> Stored data:
—————

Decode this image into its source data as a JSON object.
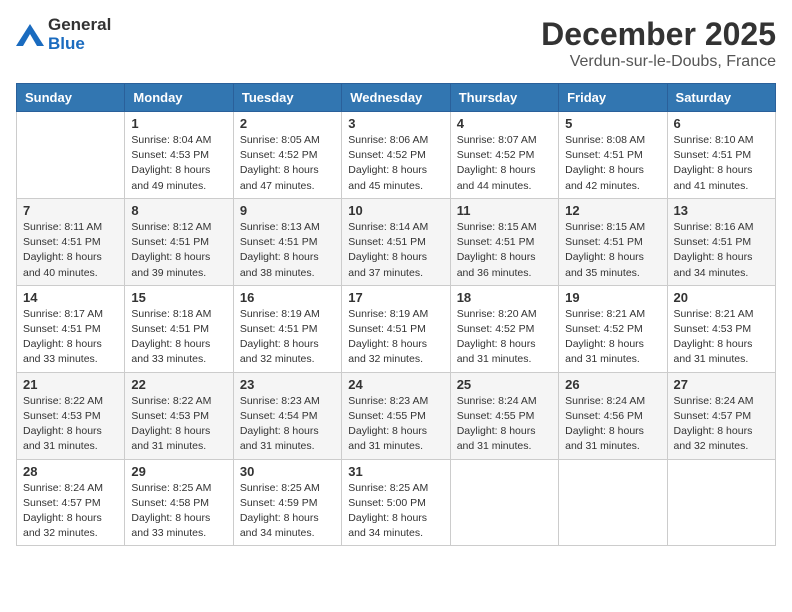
{
  "header": {
    "logo_general": "General",
    "logo_blue": "Blue",
    "month_year": "December 2025",
    "location": "Verdun-sur-le-Doubs, France"
  },
  "weekdays": [
    "Sunday",
    "Monday",
    "Tuesday",
    "Wednesday",
    "Thursday",
    "Friday",
    "Saturday"
  ],
  "weeks": [
    [
      {
        "day": "",
        "info": ""
      },
      {
        "day": "1",
        "info": "Sunrise: 8:04 AM\nSunset: 4:53 PM\nDaylight: 8 hours\nand 49 minutes."
      },
      {
        "day": "2",
        "info": "Sunrise: 8:05 AM\nSunset: 4:52 PM\nDaylight: 8 hours\nand 47 minutes."
      },
      {
        "day": "3",
        "info": "Sunrise: 8:06 AM\nSunset: 4:52 PM\nDaylight: 8 hours\nand 45 minutes."
      },
      {
        "day": "4",
        "info": "Sunrise: 8:07 AM\nSunset: 4:52 PM\nDaylight: 8 hours\nand 44 minutes."
      },
      {
        "day": "5",
        "info": "Sunrise: 8:08 AM\nSunset: 4:51 PM\nDaylight: 8 hours\nand 42 minutes."
      },
      {
        "day": "6",
        "info": "Sunrise: 8:10 AM\nSunset: 4:51 PM\nDaylight: 8 hours\nand 41 minutes."
      }
    ],
    [
      {
        "day": "7",
        "info": "Sunrise: 8:11 AM\nSunset: 4:51 PM\nDaylight: 8 hours\nand 40 minutes."
      },
      {
        "day": "8",
        "info": "Sunrise: 8:12 AM\nSunset: 4:51 PM\nDaylight: 8 hours\nand 39 minutes."
      },
      {
        "day": "9",
        "info": "Sunrise: 8:13 AM\nSunset: 4:51 PM\nDaylight: 8 hours\nand 38 minutes."
      },
      {
        "day": "10",
        "info": "Sunrise: 8:14 AM\nSunset: 4:51 PM\nDaylight: 8 hours\nand 37 minutes."
      },
      {
        "day": "11",
        "info": "Sunrise: 8:15 AM\nSunset: 4:51 PM\nDaylight: 8 hours\nand 36 minutes."
      },
      {
        "day": "12",
        "info": "Sunrise: 8:15 AM\nSunset: 4:51 PM\nDaylight: 8 hours\nand 35 minutes."
      },
      {
        "day": "13",
        "info": "Sunrise: 8:16 AM\nSunset: 4:51 PM\nDaylight: 8 hours\nand 34 minutes."
      }
    ],
    [
      {
        "day": "14",
        "info": "Sunrise: 8:17 AM\nSunset: 4:51 PM\nDaylight: 8 hours\nand 33 minutes."
      },
      {
        "day": "15",
        "info": "Sunrise: 8:18 AM\nSunset: 4:51 PM\nDaylight: 8 hours\nand 33 minutes."
      },
      {
        "day": "16",
        "info": "Sunrise: 8:19 AM\nSunset: 4:51 PM\nDaylight: 8 hours\nand 32 minutes."
      },
      {
        "day": "17",
        "info": "Sunrise: 8:19 AM\nSunset: 4:51 PM\nDaylight: 8 hours\nand 32 minutes."
      },
      {
        "day": "18",
        "info": "Sunrise: 8:20 AM\nSunset: 4:52 PM\nDaylight: 8 hours\nand 31 minutes."
      },
      {
        "day": "19",
        "info": "Sunrise: 8:21 AM\nSunset: 4:52 PM\nDaylight: 8 hours\nand 31 minutes."
      },
      {
        "day": "20",
        "info": "Sunrise: 8:21 AM\nSunset: 4:53 PM\nDaylight: 8 hours\nand 31 minutes."
      }
    ],
    [
      {
        "day": "21",
        "info": "Sunrise: 8:22 AM\nSunset: 4:53 PM\nDaylight: 8 hours\nand 31 minutes."
      },
      {
        "day": "22",
        "info": "Sunrise: 8:22 AM\nSunset: 4:53 PM\nDaylight: 8 hours\nand 31 minutes."
      },
      {
        "day": "23",
        "info": "Sunrise: 8:23 AM\nSunset: 4:54 PM\nDaylight: 8 hours\nand 31 minutes."
      },
      {
        "day": "24",
        "info": "Sunrise: 8:23 AM\nSunset: 4:55 PM\nDaylight: 8 hours\nand 31 minutes."
      },
      {
        "day": "25",
        "info": "Sunrise: 8:24 AM\nSunset: 4:55 PM\nDaylight: 8 hours\nand 31 minutes."
      },
      {
        "day": "26",
        "info": "Sunrise: 8:24 AM\nSunset: 4:56 PM\nDaylight: 8 hours\nand 31 minutes."
      },
      {
        "day": "27",
        "info": "Sunrise: 8:24 AM\nSunset: 4:57 PM\nDaylight: 8 hours\nand 32 minutes."
      }
    ],
    [
      {
        "day": "28",
        "info": "Sunrise: 8:24 AM\nSunset: 4:57 PM\nDaylight: 8 hours\nand 32 minutes."
      },
      {
        "day": "29",
        "info": "Sunrise: 8:25 AM\nSunset: 4:58 PM\nDaylight: 8 hours\nand 33 minutes."
      },
      {
        "day": "30",
        "info": "Sunrise: 8:25 AM\nSunset: 4:59 PM\nDaylight: 8 hours\nand 34 minutes."
      },
      {
        "day": "31",
        "info": "Sunrise: 8:25 AM\nSunset: 5:00 PM\nDaylight: 8 hours\nand 34 minutes."
      },
      {
        "day": "",
        "info": ""
      },
      {
        "day": "",
        "info": ""
      },
      {
        "day": "",
        "info": ""
      }
    ]
  ]
}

—————

> Direction: Restate the whole listing above exactly, except for its images.

> Exercise response:
Decode this image into its source data as a JSON object.
{
  "header": {
    "logo_general": "General",
    "logo_blue": "Blue",
    "month_year": "December 2025",
    "location": "Verdun-sur-le-Doubs, France"
  },
  "weekdays": [
    "Sunday",
    "Monday",
    "Tuesday",
    "Wednesday",
    "Thursday",
    "Friday",
    "Saturday"
  ],
  "weeks": [
    [
      {
        "day": "",
        "info": ""
      },
      {
        "day": "1",
        "info": "Sunrise: 8:04 AM\nSunset: 4:53 PM\nDaylight: 8 hours\nand 49 minutes."
      },
      {
        "day": "2",
        "info": "Sunrise: 8:05 AM\nSunset: 4:52 PM\nDaylight: 8 hours\nand 47 minutes."
      },
      {
        "day": "3",
        "info": "Sunrise: 8:06 AM\nSunset: 4:52 PM\nDaylight: 8 hours\nand 45 minutes."
      },
      {
        "day": "4",
        "info": "Sunrise: 8:07 AM\nSunset: 4:52 PM\nDaylight: 8 hours\nand 44 minutes."
      },
      {
        "day": "5",
        "info": "Sunrise: 8:08 AM\nSunset: 4:51 PM\nDaylight: 8 hours\nand 42 minutes."
      },
      {
        "day": "6",
        "info": "Sunrise: 8:10 AM\nSunset: 4:51 PM\nDaylight: 8 hours\nand 41 minutes."
      }
    ],
    [
      {
        "day": "7",
        "info": "Sunrise: 8:11 AM\nSunset: 4:51 PM\nDaylight: 8 hours\nand 40 minutes."
      },
      {
        "day": "8",
        "info": "Sunrise: 8:12 AM\nSunset: 4:51 PM\nDaylight: 8 hours\nand 39 minutes."
      },
      {
        "day": "9",
        "info": "Sunrise: 8:13 AM\nSunset: 4:51 PM\nDaylight: 8 hours\nand 38 minutes."
      },
      {
        "day": "10",
        "info": "Sunrise: 8:14 AM\nSunset: 4:51 PM\nDaylight: 8 hours\nand 37 minutes."
      },
      {
        "day": "11",
        "info": "Sunrise: 8:15 AM\nSunset: 4:51 PM\nDaylight: 8 hours\nand 36 minutes."
      },
      {
        "day": "12",
        "info": "Sunrise: 8:15 AM\nSunset: 4:51 PM\nDaylight: 8 hours\nand 35 minutes."
      },
      {
        "day": "13",
        "info": "Sunrise: 8:16 AM\nSunset: 4:51 PM\nDaylight: 8 hours\nand 34 minutes."
      }
    ],
    [
      {
        "day": "14",
        "info": "Sunrise: 8:17 AM\nSunset: 4:51 PM\nDaylight: 8 hours\nand 33 minutes."
      },
      {
        "day": "15",
        "info": "Sunrise: 8:18 AM\nSunset: 4:51 PM\nDaylight: 8 hours\nand 33 minutes."
      },
      {
        "day": "16",
        "info": "Sunrise: 8:19 AM\nSunset: 4:51 PM\nDaylight: 8 hours\nand 32 minutes."
      },
      {
        "day": "17",
        "info": "Sunrise: 8:19 AM\nSunset: 4:51 PM\nDaylight: 8 hours\nand 32 minutes."
      },
      {
        "day": "18",
        "info": "Sunrise: 8:20 AM\nSunset: 4:52 PM\nDaylight: 8 hours\nand 31 minutes."
      },
      {
        "day": "19",
        "info": "Sunrise: 8:21 AM\nSunset: 4:52 PM\nDaylight: 8 hours\nand 31 minutes."
      },
      {
        "day": "20",
        "info": "Sunrise: 8:21 AM\nSunset: 4:53 PM\nDaylight: 8 hours\nand 31 minutes."
      }
    ],
    [
      {
        "day": "21",
        "info": "Sunrise: 8:22 AM\nSunset: 4:53 PM\nDaylight: 8 hours\nand 31 minutes."
      },
      {
        "day": "22",
        "info": "Sunrise: 8:22 AM\nSunset: 4:53 PM\nDaylight: 8 hours\nand 31 minutes."
      },
      {
        "day": "23",
        "info": "Sunrise: 8:23 AM\nSunset: 4:54 PM\nDaylight: 8 hours\nand 31 minutes."
      },
      {
        "day": "24",
        "info": "Sunrise: 8:23 AM\nSunset: 4:55 PM\nDaylight: 8 hours\nand 31 minutes."
      },
      {
        "day": "25",
        "info": "Sunrise: 8:24 AM\nSunset: 4:55 PM\nDaylight: 8 hours\nand 31 minutes."
      },
      {
        "day": "26",
        "info": "Sunrise: 8:24 AM\nSunset: 4:56 PM\nDaylight: 8 hours\nand 31 minutes."
      },
      {
        "day": "27",
        "info": "Sunrise: 8:24 AM\nSunset: 4:57 PM\nDaylight: 8 hours\nand 32 minutes."
      }
    ],
    [
      {
        "day": "28",
        "info": "Sunrise: 8:24 AM\nSunset: 4:57 PM\nDaylight: 8 hours\nand 32 minutes."
      },
      {
        "day": "29",
        "info": "Sunrise: 8:25 AM\nSunset: 4:58 PM\nDaylight: 8 hours\nand 33 minutes."
      },
      {
        "day": "30",
        "info": "Sunrise: 8:25 AM\nSunset: 4:59 PM\nDaylight: 8 hours\nand 34 minutes."
      },
      {
        "day": "31",
        "info": "Sunrise: 8:25 AM\nSunset: 5:00 PM\nDaylight: 8 hours\nand 34 minutes."
      },
      {
        "day": "",
        "info": ""
      },
      {
        "day": "",
        "info": ""
      },
      {
        "day": "",
        "info": ""
      }
    ]
  ]
}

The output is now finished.